Так вот — право человека ходить в храм, исповедоваться и причащаться, учить своих детей — хотя бы на уровне музыки в средней общеобразовательной школе — общим представлениям о том, что такое религия… Такое право есть право человека? Особенно с учётом того, что это только либерасисты утверждают, что православных верующих у нас мизерное меньшинство, а всё остальное придумали попы. Спорить не буду — не знаю, может быть, вот так вот прямо воцерковлённых, которые на службы ходят не реже раза в месяц и причащаются, их и правда не так много. Но вот ещё о чём я спорить не буду — так это о том очевидном факте, что их в разы, если не в десятки раз больше тех, кто ходит в концертные залы слушать классическую музыку. В принципе, для этого даже соцопросы не нужны — стоит на глазок прикинуть заполняемость (сверхпереполненность) храмов и очереди к святыням, каждая из которых становится незамеченной демонстрацией того, кто у нас в стране на самом деле активное моральное большинство.

Но при этом у нас нет «министерства по делам религий» (как во многих «цивилизованных странах»), которое не насаждало бы клерикализм (как не насаждает министерство культуры бетховенство и моцартианство), но обеспечивало бы такую совершенно естественную для светского государства поддержку права очень большого числа его полноправных граждан на реализацию их свободы совести! Но при этом вся инфраструктура и весь человеческий персонал (говорю на светском языке, полностью оставив за рамками обсуждения категорию Божественного), без которых миллионы верующих граждан не могут воспользоваться своим конституционным правом, категорически выведены из зоны поддержки государства — более того, она якобы прямо запрещена, поскольку государство у нас «светское» (но зато — оно у нас полифоническое, симфоническое и импрессионистское — потому что тратит деньги на поддержку музыкантов, художников, филармоний и музеев легко). Но при этом священники, оказывающие огромную помощь (ещё раз — мы здесь не ведём религиозных споров в стиле Остапа Бендера, а вот то, что верующие есть, и потребности у них есть, защищённые законом и Конституцией — это точно медицинский факт) миллионам людей — они вне закона, вне Трудового кодекса, вне государственной соцзащиты. Почему? Что об этом думает новый министр образования и науки, специалист в сфере государственно-конфессиональных связей?

▶ [Записанные данные]
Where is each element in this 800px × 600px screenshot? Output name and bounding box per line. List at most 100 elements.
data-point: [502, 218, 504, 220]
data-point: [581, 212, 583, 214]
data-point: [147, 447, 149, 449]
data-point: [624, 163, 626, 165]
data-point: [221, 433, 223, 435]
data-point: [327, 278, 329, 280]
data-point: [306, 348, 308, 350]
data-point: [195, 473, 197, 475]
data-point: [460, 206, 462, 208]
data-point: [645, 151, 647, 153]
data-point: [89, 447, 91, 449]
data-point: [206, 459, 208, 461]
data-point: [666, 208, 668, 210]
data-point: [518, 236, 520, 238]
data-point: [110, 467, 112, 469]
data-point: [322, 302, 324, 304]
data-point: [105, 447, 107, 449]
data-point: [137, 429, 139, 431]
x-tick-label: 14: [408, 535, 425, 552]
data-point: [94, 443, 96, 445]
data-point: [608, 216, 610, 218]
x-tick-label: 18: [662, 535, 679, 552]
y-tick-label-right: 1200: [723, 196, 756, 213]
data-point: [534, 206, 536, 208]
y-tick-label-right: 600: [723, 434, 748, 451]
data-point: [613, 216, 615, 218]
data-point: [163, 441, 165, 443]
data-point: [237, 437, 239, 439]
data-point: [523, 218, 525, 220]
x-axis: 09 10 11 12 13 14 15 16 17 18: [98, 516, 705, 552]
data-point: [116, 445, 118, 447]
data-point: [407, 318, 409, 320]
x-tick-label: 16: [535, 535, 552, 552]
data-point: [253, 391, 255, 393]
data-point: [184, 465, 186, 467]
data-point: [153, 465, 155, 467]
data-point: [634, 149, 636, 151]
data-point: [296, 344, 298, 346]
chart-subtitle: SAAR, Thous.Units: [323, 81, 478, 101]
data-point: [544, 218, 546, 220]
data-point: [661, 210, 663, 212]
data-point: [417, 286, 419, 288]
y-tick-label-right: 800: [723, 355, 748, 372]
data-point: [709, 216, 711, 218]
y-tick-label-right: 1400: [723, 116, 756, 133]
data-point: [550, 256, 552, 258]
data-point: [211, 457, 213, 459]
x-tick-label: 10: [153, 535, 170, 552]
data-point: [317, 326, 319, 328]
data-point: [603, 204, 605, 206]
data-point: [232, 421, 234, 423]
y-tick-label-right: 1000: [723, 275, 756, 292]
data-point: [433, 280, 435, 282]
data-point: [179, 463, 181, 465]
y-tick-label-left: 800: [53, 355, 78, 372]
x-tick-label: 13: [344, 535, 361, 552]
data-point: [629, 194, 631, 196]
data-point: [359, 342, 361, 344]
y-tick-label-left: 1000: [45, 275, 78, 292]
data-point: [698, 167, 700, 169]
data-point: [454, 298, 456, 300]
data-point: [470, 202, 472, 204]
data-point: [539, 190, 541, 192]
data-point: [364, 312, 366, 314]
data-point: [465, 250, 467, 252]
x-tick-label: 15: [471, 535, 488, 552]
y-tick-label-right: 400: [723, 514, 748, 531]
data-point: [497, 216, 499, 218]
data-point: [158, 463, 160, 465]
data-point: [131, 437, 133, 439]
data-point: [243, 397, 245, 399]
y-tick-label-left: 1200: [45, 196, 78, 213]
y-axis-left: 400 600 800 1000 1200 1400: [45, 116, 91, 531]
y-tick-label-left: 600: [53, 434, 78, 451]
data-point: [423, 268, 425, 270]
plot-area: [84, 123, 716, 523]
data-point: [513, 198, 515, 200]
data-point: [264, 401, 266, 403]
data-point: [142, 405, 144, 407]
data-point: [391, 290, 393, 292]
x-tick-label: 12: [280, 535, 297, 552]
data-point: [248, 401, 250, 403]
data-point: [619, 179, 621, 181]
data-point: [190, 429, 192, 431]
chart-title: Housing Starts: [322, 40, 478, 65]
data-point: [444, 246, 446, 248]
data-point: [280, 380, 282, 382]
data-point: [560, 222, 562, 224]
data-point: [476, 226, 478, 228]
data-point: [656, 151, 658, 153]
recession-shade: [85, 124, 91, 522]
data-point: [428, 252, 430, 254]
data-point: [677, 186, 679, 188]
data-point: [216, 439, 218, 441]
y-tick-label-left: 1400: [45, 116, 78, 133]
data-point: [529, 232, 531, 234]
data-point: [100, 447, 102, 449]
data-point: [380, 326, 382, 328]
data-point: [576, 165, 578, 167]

▶ [Задания]
1/ Переведите на английский язык это предложение из исходного текста: «В принципе, для этого даже соцопросы не нужны — стоит на глазок прикинуть заполняемость (сверхпереполненность) храмов и очереди к святыням, каждая из которых становится незамеченной демонстрацией того, кто у нас в стране на самом деле активное моральное большинство».
2/ Продолжите текст о правах верующих и светском государстве с того места, на котором он заканчивается.
Записи представляют собой отдельный, самостоятельный материал.

▶ [Ответы]
1/ In principle, you don't even need opinion polls for this: it is enough to make a rough estimate of how full (overfull) the churches are and of the lines to the shrines, each of which becomes an unnoticed demonstration of who in our country is really the active moral majority.

2/
Очень надеюсь, что что-то думает и что-то понимает. Причём понимает правильно и точно. Но знаю и другое — как только Ольга Васильева попытается сделать хотя бы шаг в сторону от либерасово чистых лагерных пограничных полос (шаг через линию — mobbing без предупреждения!), будь то в сторону основ православной культуры, а будь — в сторону отмены «критериев успеха» и лже-компетентностных подходов в российском образовании, вот тут-то мы и вспомним, кто хоть раз Евангелие читал (или хотя бы кино смотрел на религиозные темы) — как громко и слаженно вопят эти ребята своё «Распни его!» (в данном случае — её).

Получается так, что Ольга Васильева — не просто министр. Кстати, совершенно нет никаких оснований слишком многого от неё ожидать, вполне может быть, что особенного ничего у неё не получится, что система перемелет, что сил не хватит… Всё может быть. Но. Вот мы все — для кого что-то значат права человека, ценности культуры и цивилизации, всё то, что в нашей интеллигентской юности познавали мы через любимые книжки и фильмы — просто обязаны сегодня её защитить. Хотя бы чисто символически. Ну — чтобы потом себя уважать. Да и вообще — права человека и свободы личности достойны того, чтобы подняться за них на бой против либерасизма и вестернацизма.